# SHORT PROBLEM
Locate every line in the material below that has the word "BELLO". Copy each of those lines.

-- BEGIN EXTRACTED RECORDS --

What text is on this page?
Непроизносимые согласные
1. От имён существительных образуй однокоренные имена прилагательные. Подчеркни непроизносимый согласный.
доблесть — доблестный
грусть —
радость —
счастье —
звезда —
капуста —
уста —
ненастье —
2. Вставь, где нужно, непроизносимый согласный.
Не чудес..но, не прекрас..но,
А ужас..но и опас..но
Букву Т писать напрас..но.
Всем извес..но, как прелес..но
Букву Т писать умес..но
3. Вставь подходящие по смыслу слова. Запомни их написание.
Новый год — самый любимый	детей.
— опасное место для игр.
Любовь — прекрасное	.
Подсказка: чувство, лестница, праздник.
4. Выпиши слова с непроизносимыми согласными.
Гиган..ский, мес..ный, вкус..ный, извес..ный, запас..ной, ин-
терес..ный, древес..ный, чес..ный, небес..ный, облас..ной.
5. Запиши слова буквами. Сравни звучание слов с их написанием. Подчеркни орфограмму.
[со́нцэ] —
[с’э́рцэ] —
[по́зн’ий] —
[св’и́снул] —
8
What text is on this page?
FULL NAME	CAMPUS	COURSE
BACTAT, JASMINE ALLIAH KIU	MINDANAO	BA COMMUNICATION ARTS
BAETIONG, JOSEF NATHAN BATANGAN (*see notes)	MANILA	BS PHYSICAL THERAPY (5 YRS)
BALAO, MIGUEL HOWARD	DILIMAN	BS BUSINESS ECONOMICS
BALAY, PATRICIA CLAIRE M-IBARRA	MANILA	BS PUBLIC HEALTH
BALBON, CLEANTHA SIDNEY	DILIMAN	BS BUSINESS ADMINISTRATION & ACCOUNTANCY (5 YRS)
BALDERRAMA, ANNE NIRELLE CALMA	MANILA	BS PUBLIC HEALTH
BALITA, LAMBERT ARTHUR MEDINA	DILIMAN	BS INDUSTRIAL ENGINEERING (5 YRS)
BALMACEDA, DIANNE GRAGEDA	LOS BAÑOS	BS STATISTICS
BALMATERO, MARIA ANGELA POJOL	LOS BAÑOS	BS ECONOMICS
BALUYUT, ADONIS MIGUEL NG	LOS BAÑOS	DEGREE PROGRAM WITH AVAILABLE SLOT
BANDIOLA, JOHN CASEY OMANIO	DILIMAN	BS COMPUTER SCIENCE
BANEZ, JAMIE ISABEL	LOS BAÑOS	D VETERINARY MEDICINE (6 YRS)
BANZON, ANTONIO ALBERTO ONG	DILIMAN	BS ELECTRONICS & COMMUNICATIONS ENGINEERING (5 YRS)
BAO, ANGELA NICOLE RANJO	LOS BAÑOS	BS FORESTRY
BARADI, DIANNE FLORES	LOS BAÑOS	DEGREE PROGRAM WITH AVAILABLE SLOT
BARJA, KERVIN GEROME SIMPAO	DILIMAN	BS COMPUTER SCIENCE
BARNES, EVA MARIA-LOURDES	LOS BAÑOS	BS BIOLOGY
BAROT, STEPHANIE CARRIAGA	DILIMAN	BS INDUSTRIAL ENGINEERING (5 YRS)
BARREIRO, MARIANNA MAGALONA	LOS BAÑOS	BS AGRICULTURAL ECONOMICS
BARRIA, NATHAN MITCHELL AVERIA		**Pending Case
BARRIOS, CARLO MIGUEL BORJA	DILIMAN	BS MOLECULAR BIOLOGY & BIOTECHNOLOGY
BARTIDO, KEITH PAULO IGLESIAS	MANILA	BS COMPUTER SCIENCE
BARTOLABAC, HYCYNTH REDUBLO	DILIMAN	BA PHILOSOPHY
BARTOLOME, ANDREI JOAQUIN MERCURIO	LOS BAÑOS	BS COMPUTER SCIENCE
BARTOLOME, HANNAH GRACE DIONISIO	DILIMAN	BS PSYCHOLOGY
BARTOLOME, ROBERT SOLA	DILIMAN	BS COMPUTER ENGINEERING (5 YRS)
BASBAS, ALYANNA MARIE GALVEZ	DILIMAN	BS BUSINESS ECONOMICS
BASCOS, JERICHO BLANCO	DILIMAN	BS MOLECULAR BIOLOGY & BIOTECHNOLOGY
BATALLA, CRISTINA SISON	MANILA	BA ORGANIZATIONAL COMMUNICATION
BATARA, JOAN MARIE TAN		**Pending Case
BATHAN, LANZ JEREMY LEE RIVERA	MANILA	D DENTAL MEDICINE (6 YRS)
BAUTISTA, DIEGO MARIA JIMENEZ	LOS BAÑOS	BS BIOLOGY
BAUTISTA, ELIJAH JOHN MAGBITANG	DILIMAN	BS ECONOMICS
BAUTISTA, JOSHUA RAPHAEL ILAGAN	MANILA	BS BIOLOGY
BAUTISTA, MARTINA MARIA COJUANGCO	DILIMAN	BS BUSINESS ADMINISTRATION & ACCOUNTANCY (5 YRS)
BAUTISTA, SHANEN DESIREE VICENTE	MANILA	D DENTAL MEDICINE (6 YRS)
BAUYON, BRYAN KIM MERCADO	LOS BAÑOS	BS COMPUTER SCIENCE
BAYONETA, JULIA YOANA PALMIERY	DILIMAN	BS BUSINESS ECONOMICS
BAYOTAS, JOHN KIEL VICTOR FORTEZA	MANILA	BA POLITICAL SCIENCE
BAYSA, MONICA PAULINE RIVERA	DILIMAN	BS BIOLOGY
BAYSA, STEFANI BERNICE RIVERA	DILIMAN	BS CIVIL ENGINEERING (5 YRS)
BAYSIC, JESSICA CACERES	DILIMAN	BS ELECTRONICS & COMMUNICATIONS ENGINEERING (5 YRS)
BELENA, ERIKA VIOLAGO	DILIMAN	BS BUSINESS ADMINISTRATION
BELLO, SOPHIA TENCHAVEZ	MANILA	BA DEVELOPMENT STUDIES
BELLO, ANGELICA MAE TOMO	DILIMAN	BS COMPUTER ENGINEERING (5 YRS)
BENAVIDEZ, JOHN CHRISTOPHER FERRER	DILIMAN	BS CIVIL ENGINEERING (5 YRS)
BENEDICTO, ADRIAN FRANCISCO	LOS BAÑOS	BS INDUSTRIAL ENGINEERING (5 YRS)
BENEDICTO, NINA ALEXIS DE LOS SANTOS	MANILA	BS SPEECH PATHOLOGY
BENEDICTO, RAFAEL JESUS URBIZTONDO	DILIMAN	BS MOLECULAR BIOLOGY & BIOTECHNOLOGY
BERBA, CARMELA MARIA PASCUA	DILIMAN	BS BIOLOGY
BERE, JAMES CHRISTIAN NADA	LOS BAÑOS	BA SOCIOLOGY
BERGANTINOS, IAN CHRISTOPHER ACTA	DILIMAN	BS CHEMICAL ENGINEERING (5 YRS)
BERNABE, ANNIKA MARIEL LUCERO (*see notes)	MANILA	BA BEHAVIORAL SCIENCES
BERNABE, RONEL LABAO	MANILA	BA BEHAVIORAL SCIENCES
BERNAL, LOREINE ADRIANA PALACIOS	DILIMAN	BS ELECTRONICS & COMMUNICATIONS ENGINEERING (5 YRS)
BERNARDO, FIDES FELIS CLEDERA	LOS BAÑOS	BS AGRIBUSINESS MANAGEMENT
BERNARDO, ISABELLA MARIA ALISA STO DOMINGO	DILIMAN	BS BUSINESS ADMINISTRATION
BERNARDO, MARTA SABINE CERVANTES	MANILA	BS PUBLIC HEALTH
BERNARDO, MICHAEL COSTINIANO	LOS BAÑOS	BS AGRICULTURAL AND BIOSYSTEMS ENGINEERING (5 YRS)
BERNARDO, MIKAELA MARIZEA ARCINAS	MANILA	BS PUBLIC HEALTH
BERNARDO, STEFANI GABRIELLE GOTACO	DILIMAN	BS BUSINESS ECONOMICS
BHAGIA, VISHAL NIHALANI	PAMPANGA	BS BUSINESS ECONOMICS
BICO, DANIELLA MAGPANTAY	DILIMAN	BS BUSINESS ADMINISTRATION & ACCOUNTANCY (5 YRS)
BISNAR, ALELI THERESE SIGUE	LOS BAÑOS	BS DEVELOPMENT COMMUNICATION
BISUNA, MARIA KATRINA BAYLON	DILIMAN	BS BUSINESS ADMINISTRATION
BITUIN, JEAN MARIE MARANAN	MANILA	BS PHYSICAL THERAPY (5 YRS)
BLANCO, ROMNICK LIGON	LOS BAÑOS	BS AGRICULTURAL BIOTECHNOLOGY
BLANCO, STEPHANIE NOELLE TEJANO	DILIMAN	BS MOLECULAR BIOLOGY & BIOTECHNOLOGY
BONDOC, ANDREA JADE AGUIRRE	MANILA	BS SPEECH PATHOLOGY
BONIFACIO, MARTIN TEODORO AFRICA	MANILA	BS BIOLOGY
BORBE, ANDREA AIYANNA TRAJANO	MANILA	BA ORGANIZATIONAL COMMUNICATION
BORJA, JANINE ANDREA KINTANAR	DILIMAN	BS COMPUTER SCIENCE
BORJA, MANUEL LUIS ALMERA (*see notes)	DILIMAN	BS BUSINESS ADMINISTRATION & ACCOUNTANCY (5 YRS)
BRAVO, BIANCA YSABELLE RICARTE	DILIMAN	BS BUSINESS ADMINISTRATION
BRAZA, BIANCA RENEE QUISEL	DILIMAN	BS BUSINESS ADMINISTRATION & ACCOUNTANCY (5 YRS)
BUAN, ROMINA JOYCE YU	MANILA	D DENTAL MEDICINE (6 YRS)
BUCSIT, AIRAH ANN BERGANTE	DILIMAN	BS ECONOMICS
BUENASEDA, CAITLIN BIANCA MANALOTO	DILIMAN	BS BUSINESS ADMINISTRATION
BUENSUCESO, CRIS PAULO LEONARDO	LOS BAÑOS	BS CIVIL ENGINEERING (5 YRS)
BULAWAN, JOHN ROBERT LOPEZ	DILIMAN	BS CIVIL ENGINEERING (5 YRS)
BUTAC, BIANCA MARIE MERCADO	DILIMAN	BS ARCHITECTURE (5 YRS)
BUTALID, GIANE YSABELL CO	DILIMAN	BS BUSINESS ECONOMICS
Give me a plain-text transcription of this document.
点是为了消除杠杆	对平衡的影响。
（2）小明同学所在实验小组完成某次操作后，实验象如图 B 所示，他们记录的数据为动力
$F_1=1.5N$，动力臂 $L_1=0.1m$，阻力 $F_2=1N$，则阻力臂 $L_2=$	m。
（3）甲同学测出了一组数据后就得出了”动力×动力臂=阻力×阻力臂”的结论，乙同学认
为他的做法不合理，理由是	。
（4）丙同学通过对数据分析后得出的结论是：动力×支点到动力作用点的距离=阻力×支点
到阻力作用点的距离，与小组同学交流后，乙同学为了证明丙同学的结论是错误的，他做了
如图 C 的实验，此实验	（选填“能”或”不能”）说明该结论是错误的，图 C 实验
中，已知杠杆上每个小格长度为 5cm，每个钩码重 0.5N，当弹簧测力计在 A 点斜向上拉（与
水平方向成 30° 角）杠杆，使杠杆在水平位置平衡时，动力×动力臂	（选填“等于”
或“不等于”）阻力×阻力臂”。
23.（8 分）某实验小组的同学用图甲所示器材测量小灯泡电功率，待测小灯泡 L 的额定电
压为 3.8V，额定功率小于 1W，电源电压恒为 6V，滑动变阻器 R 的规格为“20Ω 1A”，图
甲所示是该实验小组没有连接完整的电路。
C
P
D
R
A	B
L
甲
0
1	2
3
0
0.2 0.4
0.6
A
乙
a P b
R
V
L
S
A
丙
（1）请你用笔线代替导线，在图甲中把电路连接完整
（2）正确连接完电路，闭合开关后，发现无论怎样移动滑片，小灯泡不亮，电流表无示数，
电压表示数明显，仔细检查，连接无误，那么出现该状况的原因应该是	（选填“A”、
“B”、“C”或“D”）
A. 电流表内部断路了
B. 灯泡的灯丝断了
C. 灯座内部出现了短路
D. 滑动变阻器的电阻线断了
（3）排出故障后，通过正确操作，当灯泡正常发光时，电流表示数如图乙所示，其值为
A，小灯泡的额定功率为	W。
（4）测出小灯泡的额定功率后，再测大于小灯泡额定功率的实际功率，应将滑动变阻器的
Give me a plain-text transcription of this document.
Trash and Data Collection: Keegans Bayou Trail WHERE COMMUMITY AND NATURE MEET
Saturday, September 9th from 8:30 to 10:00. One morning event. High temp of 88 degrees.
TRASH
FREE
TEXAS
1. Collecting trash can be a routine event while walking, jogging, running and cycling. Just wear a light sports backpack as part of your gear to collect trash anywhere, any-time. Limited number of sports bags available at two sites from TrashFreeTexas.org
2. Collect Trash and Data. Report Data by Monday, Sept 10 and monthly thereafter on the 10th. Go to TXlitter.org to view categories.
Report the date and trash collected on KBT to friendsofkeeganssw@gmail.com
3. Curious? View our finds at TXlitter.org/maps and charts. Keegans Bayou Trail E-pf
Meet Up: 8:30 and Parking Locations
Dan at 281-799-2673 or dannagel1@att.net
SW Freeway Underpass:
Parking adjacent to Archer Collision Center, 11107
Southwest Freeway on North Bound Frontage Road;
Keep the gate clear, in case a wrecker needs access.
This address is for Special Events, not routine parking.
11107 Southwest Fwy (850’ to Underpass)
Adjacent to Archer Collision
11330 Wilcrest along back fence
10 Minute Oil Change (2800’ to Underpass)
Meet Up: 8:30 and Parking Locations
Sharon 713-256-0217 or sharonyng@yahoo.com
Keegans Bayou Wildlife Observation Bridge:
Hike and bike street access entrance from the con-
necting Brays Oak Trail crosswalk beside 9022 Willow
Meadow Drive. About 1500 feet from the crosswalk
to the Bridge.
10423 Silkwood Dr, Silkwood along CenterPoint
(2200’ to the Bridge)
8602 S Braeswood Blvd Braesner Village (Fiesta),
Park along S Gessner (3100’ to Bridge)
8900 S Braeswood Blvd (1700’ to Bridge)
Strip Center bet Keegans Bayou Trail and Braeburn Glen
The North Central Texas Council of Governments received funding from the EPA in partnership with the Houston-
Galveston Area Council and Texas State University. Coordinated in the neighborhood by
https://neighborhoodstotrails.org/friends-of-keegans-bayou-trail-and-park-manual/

-- END EXTRACTED RECORDS --

# SOLUTION TO THIS EXERCISE
BELLO, SOPHIA TENCHAVEZ	MANILA	BA DEVELOPMENT STUDIES
BELLO, ANGELICA MAE TOMO	DILIMAN	BS COMPUTER ENGINEERING (5 YRS)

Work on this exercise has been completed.